Figure data in JSON
◇ ◇ ◇ ◇

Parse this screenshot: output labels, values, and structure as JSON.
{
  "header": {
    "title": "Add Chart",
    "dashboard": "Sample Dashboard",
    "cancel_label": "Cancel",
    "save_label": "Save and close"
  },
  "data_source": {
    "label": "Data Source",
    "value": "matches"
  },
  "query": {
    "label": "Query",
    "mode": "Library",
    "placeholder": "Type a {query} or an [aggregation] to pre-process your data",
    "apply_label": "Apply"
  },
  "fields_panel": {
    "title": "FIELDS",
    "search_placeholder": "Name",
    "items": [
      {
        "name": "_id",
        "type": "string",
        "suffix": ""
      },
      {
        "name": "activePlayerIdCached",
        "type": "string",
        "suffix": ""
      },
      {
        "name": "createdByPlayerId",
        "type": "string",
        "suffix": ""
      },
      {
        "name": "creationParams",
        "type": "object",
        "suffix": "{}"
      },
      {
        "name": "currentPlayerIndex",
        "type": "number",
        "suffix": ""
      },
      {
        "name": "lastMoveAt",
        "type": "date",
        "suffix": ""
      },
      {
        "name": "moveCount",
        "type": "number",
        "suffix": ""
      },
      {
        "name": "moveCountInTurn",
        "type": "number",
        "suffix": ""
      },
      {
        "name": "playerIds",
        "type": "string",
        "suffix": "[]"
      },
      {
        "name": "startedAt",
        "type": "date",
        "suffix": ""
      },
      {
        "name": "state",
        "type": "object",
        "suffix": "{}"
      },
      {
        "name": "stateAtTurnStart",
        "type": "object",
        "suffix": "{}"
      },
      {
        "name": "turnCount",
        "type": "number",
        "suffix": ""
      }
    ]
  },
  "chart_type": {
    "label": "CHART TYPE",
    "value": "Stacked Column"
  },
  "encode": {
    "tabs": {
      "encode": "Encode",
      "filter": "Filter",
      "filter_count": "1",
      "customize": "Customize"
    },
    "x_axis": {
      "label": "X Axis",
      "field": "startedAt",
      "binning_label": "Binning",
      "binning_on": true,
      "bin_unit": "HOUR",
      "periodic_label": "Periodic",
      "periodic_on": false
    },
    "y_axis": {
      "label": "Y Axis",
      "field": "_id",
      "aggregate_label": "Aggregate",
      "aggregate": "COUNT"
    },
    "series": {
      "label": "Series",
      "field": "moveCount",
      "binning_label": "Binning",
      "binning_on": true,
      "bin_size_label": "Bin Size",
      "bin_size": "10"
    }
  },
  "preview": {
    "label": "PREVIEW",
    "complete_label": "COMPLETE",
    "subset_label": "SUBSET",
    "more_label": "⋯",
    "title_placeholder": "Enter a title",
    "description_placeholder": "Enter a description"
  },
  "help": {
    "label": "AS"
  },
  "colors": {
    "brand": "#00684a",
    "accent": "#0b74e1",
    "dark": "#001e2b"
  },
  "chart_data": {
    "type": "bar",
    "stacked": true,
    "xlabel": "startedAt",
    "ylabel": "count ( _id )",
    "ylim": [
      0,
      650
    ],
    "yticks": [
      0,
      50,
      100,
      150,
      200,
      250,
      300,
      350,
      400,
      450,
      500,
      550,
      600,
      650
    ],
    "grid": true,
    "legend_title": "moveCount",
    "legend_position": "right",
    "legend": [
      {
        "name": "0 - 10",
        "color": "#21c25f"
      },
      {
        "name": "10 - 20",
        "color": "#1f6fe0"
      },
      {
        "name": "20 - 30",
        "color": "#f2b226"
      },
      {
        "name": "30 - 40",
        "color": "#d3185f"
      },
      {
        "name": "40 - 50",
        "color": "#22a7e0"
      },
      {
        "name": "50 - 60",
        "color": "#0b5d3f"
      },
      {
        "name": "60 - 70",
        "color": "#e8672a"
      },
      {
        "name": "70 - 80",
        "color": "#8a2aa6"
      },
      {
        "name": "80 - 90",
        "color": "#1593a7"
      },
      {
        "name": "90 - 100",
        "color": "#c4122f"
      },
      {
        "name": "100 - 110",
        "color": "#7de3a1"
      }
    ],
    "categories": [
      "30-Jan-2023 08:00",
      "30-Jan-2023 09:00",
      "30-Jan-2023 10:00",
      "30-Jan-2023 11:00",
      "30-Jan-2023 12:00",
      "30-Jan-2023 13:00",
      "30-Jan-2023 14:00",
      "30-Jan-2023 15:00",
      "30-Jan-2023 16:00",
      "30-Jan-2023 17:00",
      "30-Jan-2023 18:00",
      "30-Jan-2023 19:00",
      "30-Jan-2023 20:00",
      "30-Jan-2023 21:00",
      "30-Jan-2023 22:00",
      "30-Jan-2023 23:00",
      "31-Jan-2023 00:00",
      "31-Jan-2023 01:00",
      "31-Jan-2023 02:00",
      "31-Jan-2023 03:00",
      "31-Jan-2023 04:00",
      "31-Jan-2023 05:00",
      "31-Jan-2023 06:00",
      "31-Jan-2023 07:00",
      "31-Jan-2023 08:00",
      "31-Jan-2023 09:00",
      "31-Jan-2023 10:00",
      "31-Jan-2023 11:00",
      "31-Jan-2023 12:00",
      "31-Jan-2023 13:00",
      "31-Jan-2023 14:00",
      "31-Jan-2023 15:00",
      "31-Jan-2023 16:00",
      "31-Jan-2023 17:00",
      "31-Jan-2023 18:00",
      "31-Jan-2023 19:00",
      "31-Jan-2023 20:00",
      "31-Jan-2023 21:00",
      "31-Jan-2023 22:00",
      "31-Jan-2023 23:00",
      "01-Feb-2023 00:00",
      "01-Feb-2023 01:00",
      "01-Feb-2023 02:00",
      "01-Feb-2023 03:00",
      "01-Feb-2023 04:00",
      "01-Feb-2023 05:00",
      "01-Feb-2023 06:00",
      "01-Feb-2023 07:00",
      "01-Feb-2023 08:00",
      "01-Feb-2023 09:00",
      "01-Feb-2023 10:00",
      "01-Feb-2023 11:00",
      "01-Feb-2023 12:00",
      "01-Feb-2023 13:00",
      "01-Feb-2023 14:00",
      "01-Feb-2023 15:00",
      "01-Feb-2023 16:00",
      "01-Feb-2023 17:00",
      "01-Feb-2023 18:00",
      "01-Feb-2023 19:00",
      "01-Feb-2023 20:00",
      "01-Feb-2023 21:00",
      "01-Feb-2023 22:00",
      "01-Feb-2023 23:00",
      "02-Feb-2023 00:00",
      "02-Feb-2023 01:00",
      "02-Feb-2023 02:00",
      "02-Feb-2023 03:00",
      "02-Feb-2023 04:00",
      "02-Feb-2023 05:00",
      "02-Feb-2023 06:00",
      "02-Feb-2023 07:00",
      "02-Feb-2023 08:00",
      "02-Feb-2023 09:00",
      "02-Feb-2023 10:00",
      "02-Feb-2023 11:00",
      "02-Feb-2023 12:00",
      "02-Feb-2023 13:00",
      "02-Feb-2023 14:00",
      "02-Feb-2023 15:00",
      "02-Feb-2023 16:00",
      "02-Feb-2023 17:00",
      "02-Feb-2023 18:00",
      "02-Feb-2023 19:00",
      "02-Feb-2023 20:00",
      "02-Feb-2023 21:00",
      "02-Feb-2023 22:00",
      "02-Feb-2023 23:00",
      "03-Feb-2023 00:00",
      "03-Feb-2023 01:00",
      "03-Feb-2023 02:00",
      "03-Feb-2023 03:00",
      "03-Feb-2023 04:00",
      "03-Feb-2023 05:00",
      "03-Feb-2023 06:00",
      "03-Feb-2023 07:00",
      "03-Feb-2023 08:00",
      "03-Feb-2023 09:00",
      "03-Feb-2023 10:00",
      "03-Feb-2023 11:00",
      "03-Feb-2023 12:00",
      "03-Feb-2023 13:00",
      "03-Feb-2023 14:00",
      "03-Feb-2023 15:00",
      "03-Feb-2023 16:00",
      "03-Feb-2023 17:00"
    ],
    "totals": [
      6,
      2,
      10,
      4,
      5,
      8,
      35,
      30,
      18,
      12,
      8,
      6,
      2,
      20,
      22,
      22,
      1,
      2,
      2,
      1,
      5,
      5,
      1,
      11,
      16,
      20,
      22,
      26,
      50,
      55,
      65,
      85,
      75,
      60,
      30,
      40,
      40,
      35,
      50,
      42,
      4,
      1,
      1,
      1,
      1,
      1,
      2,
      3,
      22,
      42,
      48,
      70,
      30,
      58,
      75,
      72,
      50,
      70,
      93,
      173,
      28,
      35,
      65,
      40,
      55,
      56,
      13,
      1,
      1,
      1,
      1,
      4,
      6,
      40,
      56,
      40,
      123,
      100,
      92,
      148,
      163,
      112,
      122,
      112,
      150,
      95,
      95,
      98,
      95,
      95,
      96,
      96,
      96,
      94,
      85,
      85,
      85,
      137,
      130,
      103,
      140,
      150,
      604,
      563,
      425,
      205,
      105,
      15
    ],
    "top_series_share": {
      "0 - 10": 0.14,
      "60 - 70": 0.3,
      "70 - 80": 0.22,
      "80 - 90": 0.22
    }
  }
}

◇ ◇ ◇ ◇

**What is asked**
Look above for lines with the word "Enter" and copy them all.

**Response to this task**
    "title_placeholder": "Enter a title",
    "description_placeholder": "Enter a description"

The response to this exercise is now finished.